PROBLEM DETAILS >> Under this task are some entries; return every one of them exactly.

Data records >>
################

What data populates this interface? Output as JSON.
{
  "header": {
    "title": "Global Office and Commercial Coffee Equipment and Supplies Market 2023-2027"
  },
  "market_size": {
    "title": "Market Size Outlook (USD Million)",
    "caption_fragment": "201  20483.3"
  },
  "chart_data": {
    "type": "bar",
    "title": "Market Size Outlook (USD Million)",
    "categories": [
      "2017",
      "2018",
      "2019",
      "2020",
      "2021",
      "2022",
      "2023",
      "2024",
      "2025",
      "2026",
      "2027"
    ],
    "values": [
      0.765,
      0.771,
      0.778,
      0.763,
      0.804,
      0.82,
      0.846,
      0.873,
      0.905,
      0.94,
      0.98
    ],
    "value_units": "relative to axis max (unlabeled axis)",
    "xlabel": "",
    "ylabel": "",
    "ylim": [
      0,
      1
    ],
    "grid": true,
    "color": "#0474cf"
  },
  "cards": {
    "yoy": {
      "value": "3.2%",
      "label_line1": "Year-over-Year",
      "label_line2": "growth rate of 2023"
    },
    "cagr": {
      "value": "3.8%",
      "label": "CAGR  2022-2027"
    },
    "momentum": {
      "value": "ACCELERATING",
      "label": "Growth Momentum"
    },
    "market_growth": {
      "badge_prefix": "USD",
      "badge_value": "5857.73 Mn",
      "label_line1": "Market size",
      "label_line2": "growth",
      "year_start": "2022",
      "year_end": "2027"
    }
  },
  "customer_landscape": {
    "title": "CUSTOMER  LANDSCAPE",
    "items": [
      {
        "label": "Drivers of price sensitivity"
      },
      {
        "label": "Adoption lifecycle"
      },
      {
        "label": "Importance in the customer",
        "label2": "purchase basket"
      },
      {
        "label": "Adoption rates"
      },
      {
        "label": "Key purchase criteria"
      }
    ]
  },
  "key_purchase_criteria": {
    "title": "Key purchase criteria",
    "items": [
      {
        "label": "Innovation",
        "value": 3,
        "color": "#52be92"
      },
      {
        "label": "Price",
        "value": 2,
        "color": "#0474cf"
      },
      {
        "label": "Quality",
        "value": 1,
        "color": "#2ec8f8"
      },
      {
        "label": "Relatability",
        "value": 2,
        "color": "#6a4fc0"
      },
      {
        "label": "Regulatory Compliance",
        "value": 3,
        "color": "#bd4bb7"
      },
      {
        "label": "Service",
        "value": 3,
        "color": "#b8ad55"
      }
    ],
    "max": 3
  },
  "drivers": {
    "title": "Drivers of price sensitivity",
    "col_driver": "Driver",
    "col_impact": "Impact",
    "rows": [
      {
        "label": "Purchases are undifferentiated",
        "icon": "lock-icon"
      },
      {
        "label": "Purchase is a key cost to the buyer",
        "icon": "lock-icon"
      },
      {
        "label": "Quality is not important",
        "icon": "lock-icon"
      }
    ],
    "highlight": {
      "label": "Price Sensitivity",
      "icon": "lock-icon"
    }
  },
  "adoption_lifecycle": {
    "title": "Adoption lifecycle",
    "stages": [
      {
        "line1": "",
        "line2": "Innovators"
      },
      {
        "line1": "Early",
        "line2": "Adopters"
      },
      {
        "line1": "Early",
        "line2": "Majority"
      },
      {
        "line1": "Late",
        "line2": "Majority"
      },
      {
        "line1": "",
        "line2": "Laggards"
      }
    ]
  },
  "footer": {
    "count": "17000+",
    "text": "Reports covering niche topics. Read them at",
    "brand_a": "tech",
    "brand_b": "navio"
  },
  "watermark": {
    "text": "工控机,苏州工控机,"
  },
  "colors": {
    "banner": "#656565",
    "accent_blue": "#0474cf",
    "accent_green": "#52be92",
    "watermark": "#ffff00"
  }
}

################

REPLY >>
What data populates this interface? Output as JSON.
{
  "header": {
    "title": "Global Office and Commercial Coffee Equipment and Supplies Market 2023-2027"
  },
  "market_size": {
    "title": "Market Size Outlook (USD Million)",
    "caption_fragment": "201  20483.3"
  },
  "chart_data": {
    "type": "bar",
    "title": "Market Size Outlook (USD Million)",
    "categories": [
      "2017",
      "2018",
      "2019",
      "2020",
      "2021",
      "2022",
      "2023",
      "2024",
      "2025",
      "2026",
      "2027"
    ],
    "values": [
      0.765,
      0.771,
      0.778,
      0.763,
      0.804,
      0.82,
      0.846,
      0.873,
      0.905,
      0.94,
      0.98
    ],
    "value_units": "relative to axis max (unlabeled axis)",
    "xlabel": "",
    "ylabel": "",
    "ylim": [
      0,
      1
    ],
    "grid": true,
    "color": "#0474cf"
  },
  "cards": {
    "yoy": {
      "value": "3.2%",
      "label_line1": "Year-over-Year",
      "label_line2": "growth rate of 2023"
    },
    "cagr": {
      "value": "3.8%",
      "label": "CAGR  2022-2027"
    },
    "momentum": {
      "value": "ACCELERATING",
      "label": "Growth Momentum"
    },
    "market_growth": {
      "badge_prefix": "USD",
      "badge_value": "5857.73 Mn",
      "label_line1": "Market size",
      "label_line2": "growth",
      "year_start": "2022",
      "year_end": "2027"
    }
  },
  "customer_landscape": {
    "title": "CUSTOMER  LANDSCAPE",
    "items": [
      {
        "label": "Drivers of price sensitivity"
      },
      {
        "label": "Adoption lifecycle"
      },
      {
        "label": "Importance in the customer",
        "label2": "purchase basket"
      },
      {
        "label": "Adoption rates"
      },
      {
        "label": "Key purchase criteria"
      }
    ]
  },
  "key_purchase_criteria": {
    "title": "Key purchase criteria",
    "items": [
      {
        "label": "Innovation",
        "value": 3,
        "color": "#52be92"
      },
      {
        "label": "Price",
        "value": 2,
        "color": "#0474cf"
      },
      {
        "label": "Quality",
        "value": 1,
        "color": "#2ec8f8"
      },
      {
        "label": "Relatability",
        "value": 2,
        "color": "#6a4fc0"
      },
      {
        "label": "Regulatory Compliance",
        "value": 3,
        "color": "#bd4bb7"
      },
      {
        "label": "Service",
        "value": 3,
        "color": "#b8ad55"
      }
    ],
    "max": 3
  },
  "drivers": {
    "title": "Drivers of price sensitivity",
    "col_driver": "Driver",
    "col_impact": "Impact",
    "rows": [
      {
        "label": "Purchases are undifferentiated",
        "icon": "lock-icon"
      },
      {
        "label": "Purchase is a key cost to the buyer",
        "icon": "lock-icon"
      },
      {
        "label": "Quality is not important",
        "icon": "lock-icon"
      }
    ],
    "highlight": {
      "label": "Price Sensitivity",
      "icon": "lock-icon"
    }
  },
  "adoption_lifecycle": {
    "title": "Adoption lifecycle",
    "stages": [
      {
        "line1": "",
        "line2": "Innovators"
      },
      {
        "line1": "Early",
        "line2": "Adopters"
      },
      {
        "line1": "Early",
        "line2": "Majority"
      },
      {
        "line1": "Late",
        "line2": "Majority"
      },
      {
        "line1": "",
        "line2": "Laggards"
      }
    ]
  },
  "footer": {
    "count": "17000+",
    "text": "Reports covering niche topics. Read them at",
    "brand_a": "tech",
    "brand_b": "navio"
  },
  "watermark": {
    "text": "工控机,苏州工控机,"
  },
  "colors": {
    "banner": "#656565",
    "accent_blue": "#0474cf",
    "accent_green": "#52be92",
    "watermark": "#ffff00"
  }
}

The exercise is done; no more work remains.